_Given task_: Write out the entries again exactly as they are given.

### Data section ###

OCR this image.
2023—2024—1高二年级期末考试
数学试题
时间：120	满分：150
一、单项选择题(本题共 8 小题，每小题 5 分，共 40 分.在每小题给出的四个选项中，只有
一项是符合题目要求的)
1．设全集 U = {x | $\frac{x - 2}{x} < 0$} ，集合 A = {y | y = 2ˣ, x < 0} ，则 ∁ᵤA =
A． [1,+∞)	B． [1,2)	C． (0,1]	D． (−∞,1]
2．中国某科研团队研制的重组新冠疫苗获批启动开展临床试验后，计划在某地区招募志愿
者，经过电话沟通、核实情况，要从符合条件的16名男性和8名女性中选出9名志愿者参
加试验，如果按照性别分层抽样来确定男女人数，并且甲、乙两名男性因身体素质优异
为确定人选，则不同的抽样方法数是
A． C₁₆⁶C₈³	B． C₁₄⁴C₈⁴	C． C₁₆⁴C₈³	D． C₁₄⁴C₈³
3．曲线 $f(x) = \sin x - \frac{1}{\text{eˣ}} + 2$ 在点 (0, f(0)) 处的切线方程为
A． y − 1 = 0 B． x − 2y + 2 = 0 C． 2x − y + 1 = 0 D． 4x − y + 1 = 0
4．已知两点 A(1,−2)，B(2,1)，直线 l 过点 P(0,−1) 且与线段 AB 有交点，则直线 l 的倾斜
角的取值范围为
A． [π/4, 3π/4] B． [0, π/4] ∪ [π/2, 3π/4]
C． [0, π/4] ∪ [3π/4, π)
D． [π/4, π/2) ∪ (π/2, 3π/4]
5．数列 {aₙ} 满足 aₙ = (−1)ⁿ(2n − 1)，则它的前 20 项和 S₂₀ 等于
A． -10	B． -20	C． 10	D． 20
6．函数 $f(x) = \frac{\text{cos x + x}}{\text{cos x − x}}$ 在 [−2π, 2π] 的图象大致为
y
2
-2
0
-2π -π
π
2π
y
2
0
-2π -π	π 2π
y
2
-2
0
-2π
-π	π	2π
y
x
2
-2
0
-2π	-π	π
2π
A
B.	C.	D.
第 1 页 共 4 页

###

_Exercise solution_:
OCR this image.
2023—2024—1高二年级期末考试
数学试题
时间：120	满分：150
一、单项选择题(本题共 8 小题，每小题 5 分，共 40 分.在每小题给出的四个选项中，只有
一项是符合题目要求的)
1．设全集 U = {x | $\frac{x - 2}{x} < 0$} ，集合 A = {y | y = 2ˣ, x < 0} ，则 ∁ᵤA =
A． [1,+∞)	B． [1,2)	C． (0,1]	D． (−∞,1]
2．中国某科研团队研制的重组新冠疫苗获批启动开展临床试验后，计划在某地区招募志愿
者，经过电话沟通、核实情况，要从符合条件的16名男性和8名女性中选出9名志愿者参
加试验，如果按照性别分层抽样来确定男女人数，并且甲、乙两名男性因身体素质优异
为确定人选，则不同的抽样方法数是
A． C₁₆⁶C₈³	B． C₁₄⁴C₈⁴	C． C₁₆⁴C₈³	D． C₁₄⁴C₈³
3．曲线 $f(x) = \sin x - \frac{1}{\text{eˣ}} + 2$ 在点 (0, f(0)) 处的切线方程为
A． y − 1 = 0 B． x − 2y + 2 = 0 C． 2x − y + 1 = 0 D． 4x − y + 1 = 0
4．已知两点 A(1,−2)，B(2,1)，直线 l 过点 P(0,−1) 且与线段 AB 有交点，则直线 l 的倾斜
角的取值范围为
A． [π/4, 3π/4] B． [0, π/4] ∪ [π/2, 3π/4]
C． [0, π/4] ∪ [3π/4, π)
D． [π/4, π/2) ∪ (π/2, 3π/4]
5．数列 {aₙ} 满足 aₙ = (−1)ⁿ(2n − 1)，则它的前 20 项和 S₂₀ 等于
A． -10	B． -20	C． 10	D． 20
6．函数 $f(x) = \frac{\text{cos x + x}}{\text{cos x − x}}$ 在 [−2π, 2π] 的图象大致为
y
2
-2
0
-2π -π
π
2π
y
2
0
-2π -π	π 2π
y
2
-2
0
-2π
-π	π	2π
y
x
2
-2
0
-2π	-π	π
2π
A
B.	C.	D.
第 1 页 共 4 页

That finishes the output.